Brief:
Find every line below that contains the word "Depth" and copy it out.

Entries from a visual dataset:
>>>>
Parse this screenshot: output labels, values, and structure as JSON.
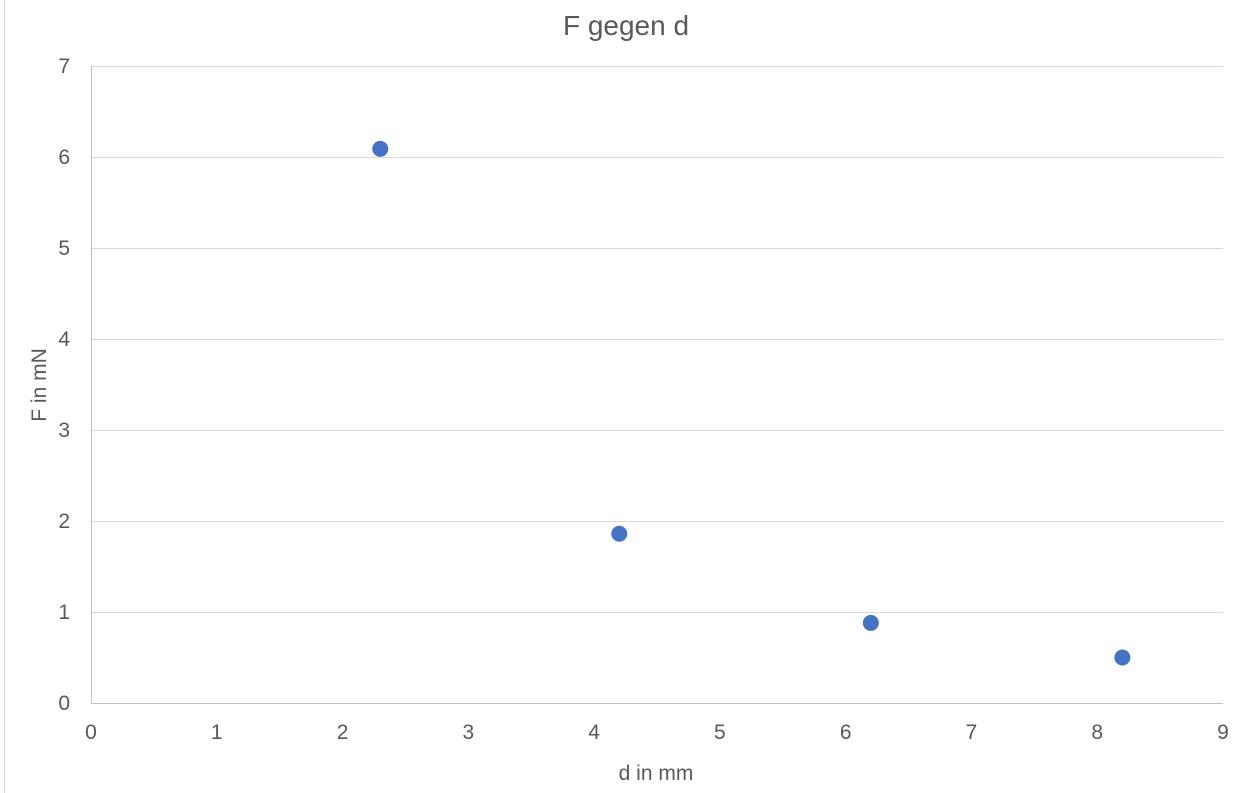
{
  "chart_data": {
    "type": "scatter",
    "title": "F gegen d",
    "xlabel": "d in mm",
    "ylabel": "F in mN",
    "xlim": [
      0,
      9
    ],
    "ylim": [
      0,
      7
    ],
    "xticks": [
      0,
      1,
      2,
      3,
      4,
      5,
      6,
      7,
      8,
      9
    ],
    "yticks": [
      0,
      1,
      2,
      3,
      4,
      5,
      6,
      7
    ],
    "grid": "horizontal",
    "legend": "none",
    "series": [
      {
        "color": "#4472c4",
        "points": [
          {
            "x": 2.3,
            "y": 6.09
          },
          {
            "x": 4.2,
            "y": 1.86
          },
          {
            "x": 6.2,
            "y": 0.88
          },
          {
            "x": 8.2,
            "y": 0.5
          }
        ]
      }
    ]
  }
}
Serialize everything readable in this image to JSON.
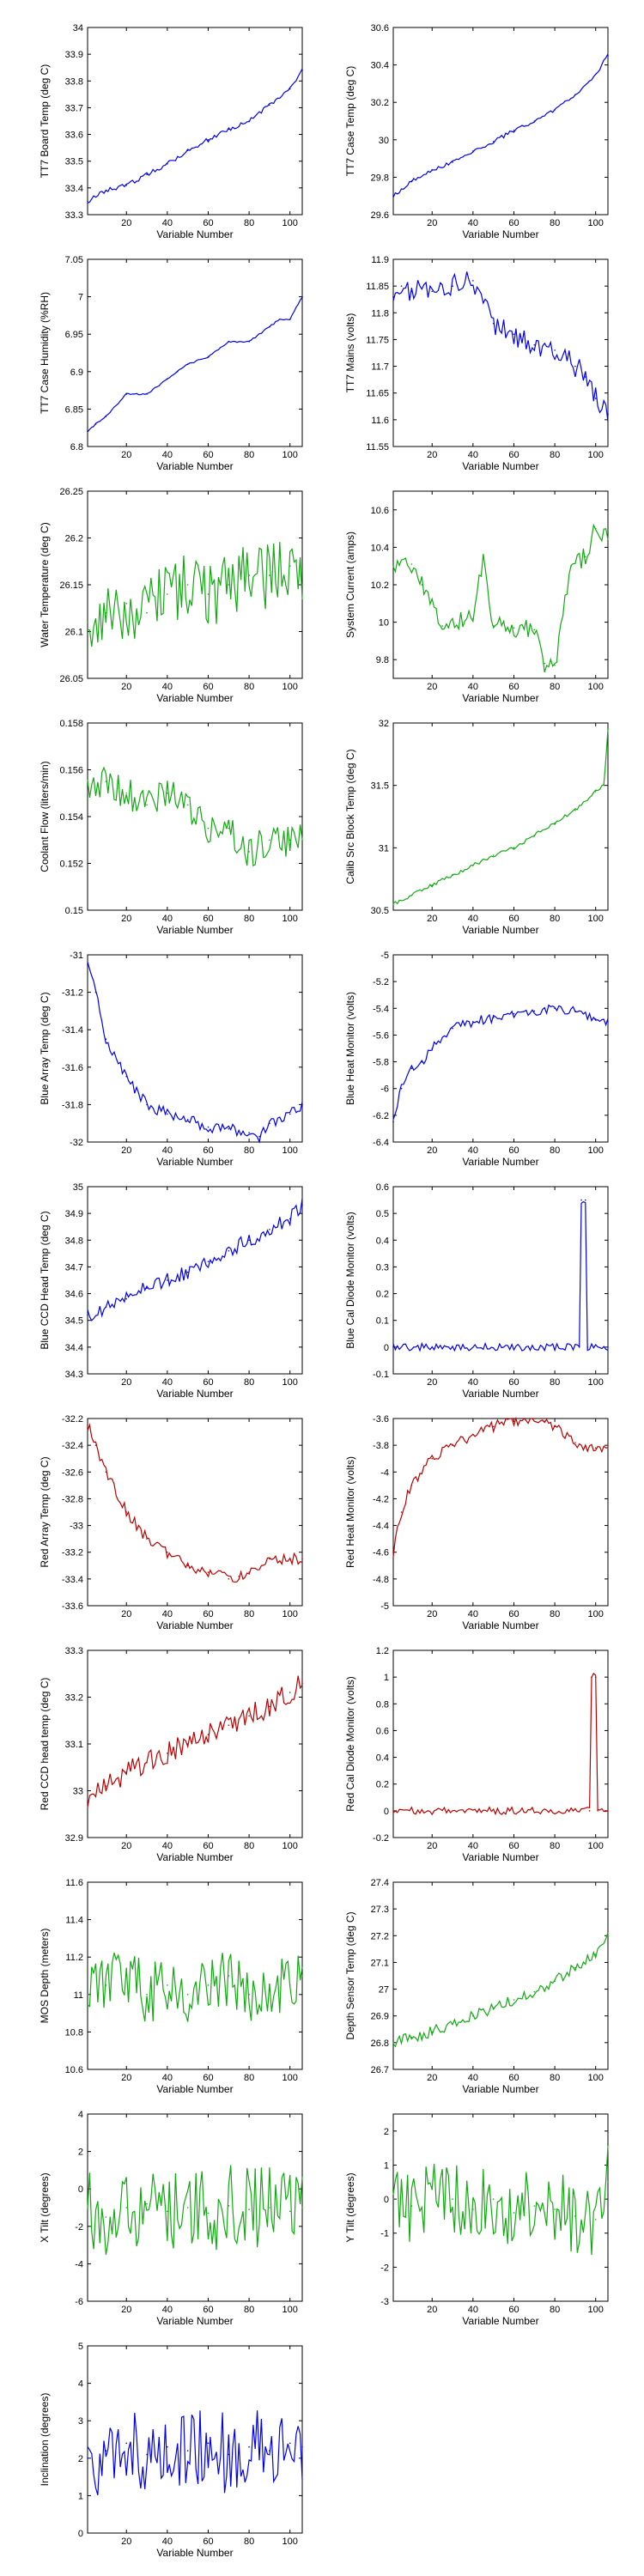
{
  "colors": {
    "blue": "#0000ee",
    "green": "#11aa11",
    "red": "#bb0000",
    "axis": "#000000"
  },
  "chart_data": [
    {
      "type": "line",
      "xlabel": "Variable Number",
      "ylabel": "TT7 Board Temp (deg C)",
      "color": "blue",
      "xlim": [
        1,
        106
      ],
      "ylim": [
        33.3,
        34
      ],
      "yticks": [
        "33.3",
        "33.4",
        "33.5",
        "33.6",
        "33.7",
        "33.8",
        "33.9",
        "34"
      ],
      "x": [
        1,
        10,
        20,
        30,
        40,
        50,
        60,
        70,
        80,
        90,
        100,
        106
      ],
      "y": [
        33.35,
        33.39,
        33.41,
        33.45,
        33.49,
        33.54,
        33.58,
        33.62,
        33.65,
        33.71,
        33.77,
        33.84
      ]
    },
    {
      "type": "line",
      "xlabel": "Variable Number",
      "ylabel": "TT7 Case Temp (deg C)",
      "color": "blue",
      "xlim": [
        1,
        106
      ],
      "ylim": [
        29.6,
        30.6
      ],
      "yticks": [
        "29.6",
        "29.8",
        "30",
        "30.2",
        "30.4",
        "30.6"
      ],
      "x": [
        1,
        10,
        20,
        30,
        40,
        50,
        60,
        70,
        80,
        90,
        100,
        106
      ],
      "y": [
        29.7,
        29.78,
        29.84,
        29.88,
        29.94,
        29.99,
        30.05,
        30.1,
        30.16,
        30.24,
        30.35,
        30.45
      ]
    },
    {
      "type": "line",
      "xlabel": "Variable Number",
      "ylabel": "TT7 Case Humidity (%RH)",
      "color": "blue",
      "xlim": [
        1,
        106
      ],
      "ylim": [
        6.8,
        7.05
      ],
      "yticks": [
        "6.8",
        "6.85",
        "6.9",
        "6.95",
        "7",
        "7.05"
      ],
      "x": [
        1,
        5,
        10,
        20,
        30,
        40,
        45,
        50,
        60,
        70,
        80,
        90,
        95,
        100,
        106
      ],
      "y": [
        6.82,
        6.83,
        6.84,
        6.87,
        6.87,
        6.89,
        6.9,
        6.91,
        6.92,
        6.94,
        6.94,
        6.96,
        6.97,
        6.97,
        7.0
      ]
    },
    {
      "type": "line",
      "xlabel": "Variable Number",
      "ylabel": "TT7 Mains  (volts)",
      "color": "blue",
      "xlim": [
        1,
        106
      ],
      "ylim": [
        11.55,
        11.9
      ],
      "yticks": [
        "11.55",
        "11.6",
        "11.65",
        "11.7",
        "11.75",
        "11.8",
        "11.85",
        "11.9"
      ],
      "x": [
        1,
        5,
        10,
        20,
        30,
        40,
        45,
        50,
        60,
        70,
        80,
        90,
        95,
        100,
        106
      ],
      "y": [
        11.83,
        11.85,
        11.84,
        11.84,
        11.85,
        11.86,
        11.82,
        11.78,
        11.76,
        11.74,
        11.73,
        11.7,
        11.68,
        11.64,
        11.61
      ]
    },
    {
      "type": "line",
      "xlabel": "Variable Number",
      "ylabel": "Water Temperature (deg C)",
      "color": "green",
      "xlim": [
        1,
        106
      ],
      "ylim": [
        26.05,
        26.25
      ],
      "yticks": [
        "26.05",
        "26.1",
        "26.15",
        "26.2",
        "26.25"
      ],
      "x": [
        1,
        10,
        20,
        30,
        40,
        50,
        60,
        70,
        80,
        90,
        100,
        106
      ],
      "y": [
        26.11,
        26.12,
        26.13,
        26.12,
        26.14,
        26.15,
        26.14,
        26.15,
        26.16,
        26.16,
        26.17,
        26.15
      ]
    },
    {
      "type": "line",
      "xlabel": "Variable Number",
      "ylabel": "System Current (amps)",
      "color": "green",
      "xlim": [
        1,
        106
      ],
      "ylim": [
        9.7,
        10.7
      ],
      "yticks": [
        "9.8",
        "10",
        "10.2",
        "10.4",
        "10.6"
      ],
      "x": [
        1,
        10,
        15,
        25,
        40,
        45,
        50,
        60,
        70,
        75,
        80,
        88,
        95,
        100,
        106
      ],
      "y": [
        10.3,
        10.31,
        10.2,
        9.98,
        10.02,
        10.35,
        9.98,
        9.97,
        9.96,
        9.78,
        9.77,
        10.3,
        10.35,
        10.5,
        10.45
      ]
    },
    {
      "type": "line",
      "xlabel": "Variable Number",
      "ylabel": "Coolant Flow (liters/min)",
      "color": "green",
      "xlim": [
        1,
        106
      ],
      "ylim": [
        0.15,
        0.158
      ],
      "yticks": [
        "0.15",
        "0.152",
        "0.154",
        "0.156",
        "0.158"
      ],
      "x": [
        1,
        10,
        20,
        30,
        40,
        50,
        60,
        70,
        80,
        90,
        100,
        106
      ],
      "y": [
        0.1555,
        0.1555,
        0.155,
        0.1545,
        0.155,
        0.1545,
        0.1535,
        0.1535,
        0.1525,
        0.153,
        0.153,
        0.153
      ]
    },
    {
      "type": "line",
      "xlabel": "Variable Number",
      "ylabel": "Calib Src Block Temp (deg C)",
      "color": "green",
      "xlim": [
        1,
        106
      ],
      "ylim": [
        30.5,
        32
      ],
      "yticks": [
        "30.5",
        "31",
        "31.5",
        "32"
      ],
      "x": [
        1,
        10,
        20,
        30,
        40,
        50,
        60,
        70,
        80,
        90,
        100,
        104,
        106
      ],
      "y": [
        30.55,
        30.62,
        30.7,
        30.78,
        30.86,
        30.94,
        31.0,
        31.1,
        31.2,
        31.3,
        31.45,
        31.5,
        31.95
      ]
    },
    {
      "type": "line",
      "xlabel": "Variable Number",
      "ylabel": "Blue Array Temp (deg C)",
      "color": "blue",
      "xlim": [
        1,
        106
      ],
      "ylim": [
        -32,
        -31
      ],
      "yticks": [
        "-32",
        "-31.8",
        "-31.6",
        "-31.4",
        "-31.2",
        "-31"
      ],
      "x": [
        1,
        5,
        10,
        20,
        30,
        40,
        50,
        60,
        70,
        80,
        85,
        90,
        100,
        106
      ],
      "y": [
        -31.05,
        -31.2,
        -31.45,
        -31.65,
        -31.8,
        -31.85,
        -31.88,
        -31.92,
        -31.93,
        -31.95,
        -31.97,
        -31.9,
        -31.85,
        -31.8
      ]
    },
    {
      "type": "line",
      "xlabel": "Variable Number",
      "ylabel": "Blue Heat Monitor (volts)",
      "color": "blue",
      "xlim": [
        1,
        106
      ],
      "ylim": [
        -6.4,
        -5
      ],
      "yticks": [
        "-6.4",
        "-6.2",
        "-6",
        "-5.8",
        "-5.6",
        "-5.4",
        "-5.2",
        "-5"
      ],
      "x": [
        1,
        5,
        10,
        15,
        20,
        30,
        40,
        50,
        60,
        70,
        80,
        90,
        100,
        106
      ],
      "y": [
        -6.25,
        -6.0,
        -5.85,
        -5.8,
        -5.7,
        -5.55,
        -5.5,
        -5.47,
        -5.44,
        -5.42,
        -5.4,
        -5.42,
        -5.48,
        -5.5
      ]
    },
    {
      "type": "line",
      "xlabel": "Variable Number",
      "ylabel": "Blue CCD Head Temp (deg C)",
      "color": "blue",
      "xlim": [
        1,
        106
      ],
      "ylim": [
        34.3,
        35
      ],
      "yticks": [
        "34.3",
        "34.4",
        "34.5",
        "34.6",
        "34.7",
        "34.8",
        "34.9",
        "35"
      ],
      "x": [
        1,
        10,
        20,
        30,
        40,
        50,
        60,
        70,
        80,
        90,
        100,
        106
      ],
      "y": [
        34.52,
        34.55,
        34.58,
        34.62,
        34.65,
        34.68,
        34.72,
        34.76,
        34.8,
        34.84,
        34.88,
        34.93
      ]
    },
    {
      "type": "line",
      "xlabel": "Variable Number",
      "ylabel": "Blue Cal Diode Monitor (volts)",
      "color": "blue",
      "xlim": [
        1,
        106
      ],
      "ylim": [
        -0.1,
        0.6
      ],
      "yticks": [
        "-0.1",
        "0",
        "0.1",
        "0.2",
        "0.3",
        "0.4",
        "0.5",
        "0.6"
      ],
      "x": [
        1,
        92,
        93,
        95,
        96,
        106
      ],
      "y": [
        0,
        0,
        0.55,
        0.55,
        0,
        0
      ]
    },
    {
      "type": "line",
      "xlabel": "Variable Number",
      "ylabel": "Red Array Temp (deg C)",
      "color": "red",
      "xlim": [
        1,
        106
      ],
      "ylim": [
        -33.6,
        -32.2
      ],
      "yticks": [
        "-33.6",
        "-33.4",
        "-33.2",
        "-33",
        "-32.8",
        "-32.6",
        "-32.4",
        "-32.2"
      ],
      "x": [
        1,
        5,
        10,
        20,
        30,
        40,
        50,
        60,
        70,
        75,
        80,
        90,
        100,
        106
      ],
      "y": [
        -32.25,
        -32.4,
        -32.6,
        -32.9,
        -33.1,
        -33.2,
        -33.3,
        -33.35,
        -33.4,
        -33.38,
        -33.35,
        -33.25,
        -33.25,
        -33.25
      ]
    },
    {
      "type": "line",
      "xlabel": "Variable Number",
      "ylabel": "Red Heat Monitor (volts)",
      "color": "red",
      "xlim": [
        1,
        106
      ],
      "ylim": [
        -5,
        -3.6
      ],
      "yticks": [
        "-5",
        "-4.8",
        "-4.6",
        "-4.4",
        "-4.2",
        "-4",
        "-3.8",
        "-3.6"
      ],
      "x": [
        1,
        5,
        10,
        20,
        30,
        40,
        50,
        60,
        70,
        75,
        80,
        90,
        100,
        106
      ],
      "y": [
        -4.6,
        -4.3,
        -4.1,
        -3.9,
        -3.8,
        -3.72,
        -3.66,
        -3.62,
        -3.6,
        -3.62,
        -3.66,
        -3.78,
        -3.82,
        -3.8
      ]
    },
    {
      "type": "line",
      "xlabel": "Variable Number",
      "ylabel": "Red CCD head temp (deg C)",
      "color": "red",
      "xlim": [
        1,
        106
      ],
      "ylim": [
        32.9,
        33.3
      ],
      "yticks": [
        "32.9",
        "33",
        "33.1",
        "33.2",
        "33.3"
      ],
      "x": [
        1,
        10,
        20,
        30,
        40,
        50,
        60,
        70,
        80,
        90,
        100,
        106
      ],
      "y": [
        32.98,
        33.01,
        33.04,
        33.06,
        33.08,
        33.1,
        33.12,
        33.14,
        33.16,
        33.18,
        33.21,
        33.23
      ]
    },
    {
      "type": "line",
      "xlabel": "Variable Number",
      "ylabel": "Red Cal Diode Monitor (volts)",
      "color": "red",
      "xlim": [
        1,
        106
      ],
      "ylim": [
        -0.2,
        1.2
      ],
      "yticks": [
        "-0.2",
        "0",
        "0.2",
        "0.4",
        "0.6",
        "0.8",
        "1",
        "1.2"
      ],
      "x": [
        1,
        97,
        98,
        100,
        101,
        106
      ],
      "y": [
        0,
        0,
        1.0,
        1.0,
        0,
        0
      ]
    },
    {
      "type": "line",
      "xlabel": "Variable Number",
      "ylabel": "MOS Depth  (meters)",
      "color": "green",
      "xlim": [
        1,
        106
      ],
      "ylim": [
        10.6,
        11.6
      ],
      "yticks": [
        "10.6",
        "10.8",
        "11",
        "11.2",
        "11.4",
        "11.6"
      ],
      "x": [
        1,
        10,
        20,
        30,
        40,
        50,
        60,
        70,
        80,
        90,
        100,
        106
      ],
      "y": [
        11.0,
        11.05,
        11.1,
        11.0,
        11.05,
        11.0,
        11.05,
        11.1,
        11.0,
        11.05,
        11.05,
        11.1
      ]
    },
    {
      "type": "line",
      "xlabel": "Variable Number",
      "ylabel": "Depth Sensor Temp (deg C)",
      "color": "green",
      "xlim": [
        1,
        106
      ],
      "ylim": [
        26.7,
        27.4
      ],
      "yticks": [
        "26.7",
        "26.8",
        "26.9",
        "27",
        "27.1",
        "27.2",
        "27.3",
        "27.4"
      ],
      "x": [
        1,
        10,
        20,
        30,
        40,
        50,
        60,
        70,
        80,
        90,
        100,
        106
      ],
      "y": [
        26.8,
        26.82,
        26.84,
        26.87,
        26.9,
        26.93,
        26.96,
        26.99,
        27.03,
        27.08,
        27.13,
        27.2
      ]
    },
    {
      "type": "line",
      "xlabel": "Variable Number",
      "ylabel": "X Tilt  (degrees)",
      "color": "green",
      "xlim": [
        1,
        106
      ],
      "ylim": [
        -6,
        4
      ],
      "yticks": [
        "-6",
        "-4",
        "-2",
        "0",
        "2",
        "4"
      ],
      "x": [
        1,
        10,
        20,
        30,
        40,
        50,
        60,
        70,
        80,
        90,
        100,
        106
      ],
      "y": [
        -1.0,
        -1.5,
        -1.0,
        -0.8,
        -1.2,
        -1.0,
        -1.3,
        -0.9,
        -1.1,
        -1.0,
        -1.2,
        -1.0
      ]
    },
    {
      "type": "line",
      "xlabel": "Variable Number",
      "ylabel": "Y Tilt  (degrees)",
      "color": "green",
      "xlim": [
        1,
        106
      ],
      "ylim": [
        -3,
        2.5
      ],
      "yticks": [
        "-3",
        "-2",
        "-1",
        "0",
        "1",
        "2"
      ],
      "x": [
        1,
        10,
        20,
        30,
        40,
        50,
        60,
        70,
        80,
        90,
        100,
        106
      ],
      "y": [
        0.0,
        -0.2,
        0.3,
        0.0,
        -0.3,
        0.0,
        -0.4,
        -0.2,
        -0.3,
        -0.5,
        -0.6,
        0.5
      ]
    },
    {
      "type": "line",
      "xlabel": "Variable Number",
      "ylabel": "Inclination  (degrees)",
      "color": "blue",
      "xlim": [
        1,
        106
      ],
      "ylim": [
        0,
        5
      ],
      "yticks": [
        "0",
        "1",
        "2",
        "3",
        "4",
        "5"
      ],
      "x": [
        1,
        10,
        20,
        30,
        40,
        50,
        60,
        70,
        80,
        90,
        100,
        106
      ],
      "y": [
        2.0,
        2.2,
        2.4,
        2.1,
        2.3,
        2.2,
        2.4,
        2.1,
        2.3,
        2.2,
        2.4,
        2.3
      ]
    }
  ],
  "xticks": [
    "20",
    "40",
    "60",
    "80",
    "100"
  ]
}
<<<<
Final answer:
      "ylabel": "MOS Depth  (meters)",
      "ylabel": "Depth Sensor Temp (deg C)",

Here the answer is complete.